Which lines hold the word "gmail"? Copy each one.

"""

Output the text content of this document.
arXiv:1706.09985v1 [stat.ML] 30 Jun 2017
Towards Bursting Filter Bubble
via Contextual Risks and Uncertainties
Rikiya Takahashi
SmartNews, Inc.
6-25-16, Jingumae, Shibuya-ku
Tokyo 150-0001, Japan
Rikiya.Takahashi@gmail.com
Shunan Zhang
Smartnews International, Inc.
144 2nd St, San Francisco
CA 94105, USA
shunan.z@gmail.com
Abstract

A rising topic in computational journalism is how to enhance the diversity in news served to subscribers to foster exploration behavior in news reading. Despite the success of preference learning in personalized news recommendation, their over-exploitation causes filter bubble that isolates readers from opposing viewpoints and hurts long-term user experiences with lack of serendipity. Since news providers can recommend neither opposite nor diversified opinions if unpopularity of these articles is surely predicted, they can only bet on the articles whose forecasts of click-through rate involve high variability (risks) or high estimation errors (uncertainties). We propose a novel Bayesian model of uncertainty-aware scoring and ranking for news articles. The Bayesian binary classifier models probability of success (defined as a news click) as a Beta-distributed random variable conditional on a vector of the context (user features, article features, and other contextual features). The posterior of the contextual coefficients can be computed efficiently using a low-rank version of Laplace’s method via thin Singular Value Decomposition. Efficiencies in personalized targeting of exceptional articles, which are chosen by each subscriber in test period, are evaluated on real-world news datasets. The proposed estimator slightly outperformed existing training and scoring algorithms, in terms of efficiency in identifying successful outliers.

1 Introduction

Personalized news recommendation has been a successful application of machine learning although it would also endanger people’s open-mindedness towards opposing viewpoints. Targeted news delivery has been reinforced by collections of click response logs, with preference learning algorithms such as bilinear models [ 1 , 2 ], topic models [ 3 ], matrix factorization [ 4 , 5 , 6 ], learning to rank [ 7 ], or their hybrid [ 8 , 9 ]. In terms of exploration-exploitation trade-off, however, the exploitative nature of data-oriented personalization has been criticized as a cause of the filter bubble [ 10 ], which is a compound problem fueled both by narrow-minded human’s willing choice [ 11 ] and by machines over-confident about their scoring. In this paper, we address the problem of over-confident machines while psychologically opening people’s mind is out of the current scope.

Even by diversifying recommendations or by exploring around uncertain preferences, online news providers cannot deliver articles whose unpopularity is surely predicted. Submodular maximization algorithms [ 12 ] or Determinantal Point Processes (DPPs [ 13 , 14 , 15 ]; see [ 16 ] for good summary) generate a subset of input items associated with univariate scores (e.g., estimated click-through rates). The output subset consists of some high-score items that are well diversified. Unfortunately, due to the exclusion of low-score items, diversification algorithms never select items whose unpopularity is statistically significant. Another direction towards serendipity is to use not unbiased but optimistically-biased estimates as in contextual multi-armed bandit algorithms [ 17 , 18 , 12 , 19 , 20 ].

"""

RESULT FOR THIS TASK:
Rikiya.Takahashi@gmail.com
shunan.z@gmail.com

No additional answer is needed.